-- Begin --

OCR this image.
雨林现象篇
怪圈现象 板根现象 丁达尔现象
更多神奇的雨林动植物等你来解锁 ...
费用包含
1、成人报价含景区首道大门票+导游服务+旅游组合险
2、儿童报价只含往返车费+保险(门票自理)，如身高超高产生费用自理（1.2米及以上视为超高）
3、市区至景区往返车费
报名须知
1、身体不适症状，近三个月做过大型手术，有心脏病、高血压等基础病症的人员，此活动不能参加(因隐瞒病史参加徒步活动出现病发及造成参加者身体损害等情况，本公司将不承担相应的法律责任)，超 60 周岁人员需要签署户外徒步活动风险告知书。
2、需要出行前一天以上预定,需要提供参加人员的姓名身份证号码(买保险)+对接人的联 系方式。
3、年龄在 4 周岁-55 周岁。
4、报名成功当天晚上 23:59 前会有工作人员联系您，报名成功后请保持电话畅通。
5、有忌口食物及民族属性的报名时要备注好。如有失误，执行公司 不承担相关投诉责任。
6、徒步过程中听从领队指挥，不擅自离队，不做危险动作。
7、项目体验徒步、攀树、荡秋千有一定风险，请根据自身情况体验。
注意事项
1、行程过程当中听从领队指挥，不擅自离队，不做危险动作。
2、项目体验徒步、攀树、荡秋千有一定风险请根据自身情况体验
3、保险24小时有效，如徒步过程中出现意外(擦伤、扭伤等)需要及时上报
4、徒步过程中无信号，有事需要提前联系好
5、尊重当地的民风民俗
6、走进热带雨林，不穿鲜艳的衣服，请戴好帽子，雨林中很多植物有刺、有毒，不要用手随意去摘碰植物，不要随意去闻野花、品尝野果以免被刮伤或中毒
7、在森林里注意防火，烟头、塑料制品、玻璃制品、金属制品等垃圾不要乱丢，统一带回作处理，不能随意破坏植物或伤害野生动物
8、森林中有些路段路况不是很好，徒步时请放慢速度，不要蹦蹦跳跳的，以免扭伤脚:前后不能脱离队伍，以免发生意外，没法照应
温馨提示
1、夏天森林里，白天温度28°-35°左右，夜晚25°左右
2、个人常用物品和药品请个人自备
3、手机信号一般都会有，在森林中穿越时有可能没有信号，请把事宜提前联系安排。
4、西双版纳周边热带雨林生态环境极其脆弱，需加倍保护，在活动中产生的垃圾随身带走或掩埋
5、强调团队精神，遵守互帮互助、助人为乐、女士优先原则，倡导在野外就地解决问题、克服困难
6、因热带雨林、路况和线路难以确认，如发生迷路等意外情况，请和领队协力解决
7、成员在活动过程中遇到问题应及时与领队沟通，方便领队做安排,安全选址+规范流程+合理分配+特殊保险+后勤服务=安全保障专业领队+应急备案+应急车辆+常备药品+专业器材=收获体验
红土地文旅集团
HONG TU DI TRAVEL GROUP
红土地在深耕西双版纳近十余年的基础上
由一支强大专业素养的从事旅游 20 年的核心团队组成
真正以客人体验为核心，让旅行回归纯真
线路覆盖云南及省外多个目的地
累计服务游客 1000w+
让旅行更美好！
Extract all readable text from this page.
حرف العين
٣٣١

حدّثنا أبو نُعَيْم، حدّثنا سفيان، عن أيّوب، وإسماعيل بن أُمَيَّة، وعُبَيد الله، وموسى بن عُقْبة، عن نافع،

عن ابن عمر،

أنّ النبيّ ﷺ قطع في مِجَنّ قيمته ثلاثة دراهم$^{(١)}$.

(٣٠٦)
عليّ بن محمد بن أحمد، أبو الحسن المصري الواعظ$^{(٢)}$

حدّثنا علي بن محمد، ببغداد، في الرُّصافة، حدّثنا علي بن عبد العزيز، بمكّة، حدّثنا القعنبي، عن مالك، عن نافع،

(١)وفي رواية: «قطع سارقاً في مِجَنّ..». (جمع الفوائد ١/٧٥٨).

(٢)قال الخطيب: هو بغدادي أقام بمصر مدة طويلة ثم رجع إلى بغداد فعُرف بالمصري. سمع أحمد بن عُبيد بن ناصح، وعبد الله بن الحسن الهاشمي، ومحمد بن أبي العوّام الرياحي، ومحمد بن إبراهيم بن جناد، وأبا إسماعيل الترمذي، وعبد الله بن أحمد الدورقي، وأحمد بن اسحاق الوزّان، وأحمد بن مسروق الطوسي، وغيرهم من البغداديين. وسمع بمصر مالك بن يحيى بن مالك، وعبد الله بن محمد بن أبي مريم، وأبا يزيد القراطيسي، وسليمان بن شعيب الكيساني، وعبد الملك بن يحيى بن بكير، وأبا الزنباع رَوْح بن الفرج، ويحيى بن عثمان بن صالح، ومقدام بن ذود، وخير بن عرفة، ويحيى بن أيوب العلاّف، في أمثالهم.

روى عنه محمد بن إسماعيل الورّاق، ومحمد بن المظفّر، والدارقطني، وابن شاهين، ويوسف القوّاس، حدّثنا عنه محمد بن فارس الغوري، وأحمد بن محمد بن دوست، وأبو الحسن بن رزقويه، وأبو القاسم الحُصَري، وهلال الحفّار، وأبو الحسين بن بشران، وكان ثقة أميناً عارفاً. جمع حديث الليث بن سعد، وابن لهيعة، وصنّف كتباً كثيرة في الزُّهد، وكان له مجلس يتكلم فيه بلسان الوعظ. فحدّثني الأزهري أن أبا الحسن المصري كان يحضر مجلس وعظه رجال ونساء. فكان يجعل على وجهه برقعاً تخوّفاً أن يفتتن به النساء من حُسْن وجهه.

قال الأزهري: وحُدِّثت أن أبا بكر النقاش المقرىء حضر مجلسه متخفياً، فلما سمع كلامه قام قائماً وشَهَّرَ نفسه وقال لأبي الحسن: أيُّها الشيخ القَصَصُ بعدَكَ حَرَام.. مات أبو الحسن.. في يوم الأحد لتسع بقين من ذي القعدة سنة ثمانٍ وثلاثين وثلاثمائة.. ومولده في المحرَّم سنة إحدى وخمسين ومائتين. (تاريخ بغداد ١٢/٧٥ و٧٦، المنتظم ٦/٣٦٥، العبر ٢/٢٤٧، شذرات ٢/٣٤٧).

-- End --

[EXERCISE OBJECTIVE]: Your task is to repeat every line exactly.

[CORRECT RESPONSE]:
OCR this image.
雨林现象篇
怪圈现象 板根现象 丁达尔现象
更多神奇的雨林动植物等你来解锁 ...
费用包含
1、成人报价含景区首道大门票+导游服务+旅游组合险
2、儿童报价只含往返车费+保险(门票自理)，如身高超高产生费用自理（1.2米及以上视为超高）
3、市区至景区往返车费
报名须知
1、身体不适症状，近三个月做过大型手术，有心脏病、高血压等基础病症的人员，此活动不能参加(因隐瞒病史参加徒步活动出现病发及造成参加者身体损害等情况，本公司将不承担相应的法律责任)，超 60 周岁人员需要签署户外徒步活动风险告知书。
2、需要出行前一天以上预定,需要提供参加人员的姓名身份证号码(买保险)+对接人的联 系方式。
3、年龄在 4 周岁-55 周岁。
4、报名成功当天晚上 23:59 前会有工作人员联系您，报名成功后请保持电话畅通。
5、有忌口食物及民族属性的报名时要备注好。如有失误，执行公司 不承担相关投诉责任。
6、徒步过程中听从领队指挥，不擅自离队，不做危险动作。
7、项目体验徒步、攀树、荡秋千有一定风险，请根据自身情况体验。
注意事项
1、行程过程当中听从领队指挥，不擅自离队，不做危险动作。
2、项目体验徒步、攀树、荡秋千有一定风险请根据自身情况体验
3、保险24小时有效，如徒步过程中出现意外(擦伤、扭伤等)需要及时上报
4、徒步过程中无信号，有事需要提前联系好
5、尊重当地的民风民俗
6、走进热带雨林，不穿鲜艳的衣服，请戴好帽子，雨林中很多植物有刺、有毒，不要用手随意去摘碰植物，不要随意去闻野花、品尝野果以免被刮伤或中毒
7、在森林里注意防火，烟头、塑料制品、玻璃制品、金属制品等垃圾不要乱丢，统一带回作处理，不能随意破坏植物或伤害野生动物
8、森林中有些路段路况不是很好，徒步时请放慢速度，不要蹦蹦跳跳的，以免扭伤脚:前后不能脱离队伍，以免发生意外，没法照应
温馨提示
1、夏天森林里，白天温度28°-35°左右，夜晚25°左右
2、个人常用物品和药品请个人自备
3、手机信号一般都会有，在森林中穿越时有可能没有信号，请把事宜提前联系安排。
4、西双版纳周边热带雨林生态环境极其脆弱，需加倍保护，在活动中产生的垃圾随身带走或掩埋
5、强调团队精神，遵守互帮互助、助人为乐、女士优先原则，倡导在野外就地解决问题、克服困难
6、因热带雨林、路况和线路难以确认，如发生迷路等意外情况，请和领队协力解决
7、成员在活动过程中遇到问题应及时与领队沟通，方便领队做安排,安全选址+规范流程+合理分配+特殊保险+后勤服务=安全保障专业领队+应急备案+应急车辆+常备药品+专业器材=收获体验
红土地文旅集团
HONG TU DI TRAVEL GROUP
红土地在深耕西双版纳近十余年的基础上
由一支强大专业素养的从事旅游 20 年的核心团队组成
真正以客人体验为核心，让旅行回归纯真
线路覆盖云南及省外多个目的地
累计服务游客 1000w+
让旅行更美好！
Extract all readable text from this page.
حرف العين
٣٣١

حدّثنا أبو نُعَيْم، حدّثنا سفيان، عن أيّوب، وإسماعيل بن أُمَيَّة، وعُبَيد الله، وموسى بن عُقْبة، عن نافع،

عن ابن عمر،

أنّ النبيّ ﷺ قطع في مِجَنّ قيمته ثلاثة دراهم$^{(١)}$.

(٣٠٦)
عليّ بن محمد بن أحمد، أبو الحسن المصري الواعظ$^{(٢)}$

حدّثنا علي بن محمد، ببغداد، في الرُّصافة، حدّثنا علي بن عبد العزيز، بمكّة، حدّثنا القعنبي، عن مالك، عن نافع،

(١)وفي رواية: «قطع سارقاً في مِجَنّ..». (جمع الفوائد ١/٧٥٨).

(٢)قال الخطيب: هو بغدادي أقام بمصر مدة طويلة ثم رجع إلى بغداد فعُرف بالمصري. سمع أحمد بن عُبيد بن ناصح، وعبد الله بن الحسن الهاشمي، ومحمد بن أبي العوّام الرياحي، ومحمد بن إبراهيم بن جناد، وأبا إسماعيل الترمذي، وعبد الله بن أحمد الدورقي، وأحمد بن اسحاق الوزّان، وأحمد بن مسروق الطوسي، وغيرهم من البغداديين. وسمع بمصر مالك بن يحيى بن مالك، وعبد الله بن محمد بن أبي مريم، وأبا يزيد القراطيسي، وسليمان بن شعيب الكيساني، وعبد الملك بن يحيى بن بكير، وأبا الزنباع رَوْح بن الفرج، ويحيى بن عثمان بن صالح، ومقدام بن ذود، وخير بن عرفة، ويحيى بن أيوب العلاّف، في أمثالهم.

روى عنه محمد بن إسماعيل الورّاق، ومحمد بن المظفّر، والدارقطني، وابن شاهين، ويوسف القوّاس، حدّثنا عنه محمد بن فارس الغوري، وأحمد بن محمد بن دوست، وأبو الحسن بن رزقويه، وأبو القاسم الحُصَري، وهلال الحفّار، وأبو الحسين بن بشران، وكان ثقة أميناً عارفاً. جمع حديث الليث بن سعد، وابن لهيعة، وصنّف كتباً كثيرة في الزُّهد، وكان له مجلس يتكلم فيه بلسان الوعظ. فحدّثني الأزهري أن أبا الحسن المصري كان يحضر مجلس وعظه رجال ونساء. فكان يجعل على وجهه برقعاً تخوّفاً أن يفتتن به النساء من حُسْن وجهه.

قال الأزهري: وحُدِّثت أن أبا بكر النقاش المقرىء حضر مجلسه متخفياً، فلما سمع كلامه قام قائماً وشَهَّرَ نفسه وقال لأبي الحسن: أيُّها الشيخ القَصَصُ بعدَكَ حَرَام.. مات أبو الحسن.. في يوم الأحد لتسع بقين من ذي القعدة سنة ثمانٍ وثلاثين وثلاثمائة.. ومولده في المحرَّم سنة إحدى وخمسين ومائتين. (تاريخ بغداد ١٢/٧٥ و٧٦، المنتظم ٦/٣٦٥، العبر ٢/٢٤٧، شذرات ٢/٣٤٧).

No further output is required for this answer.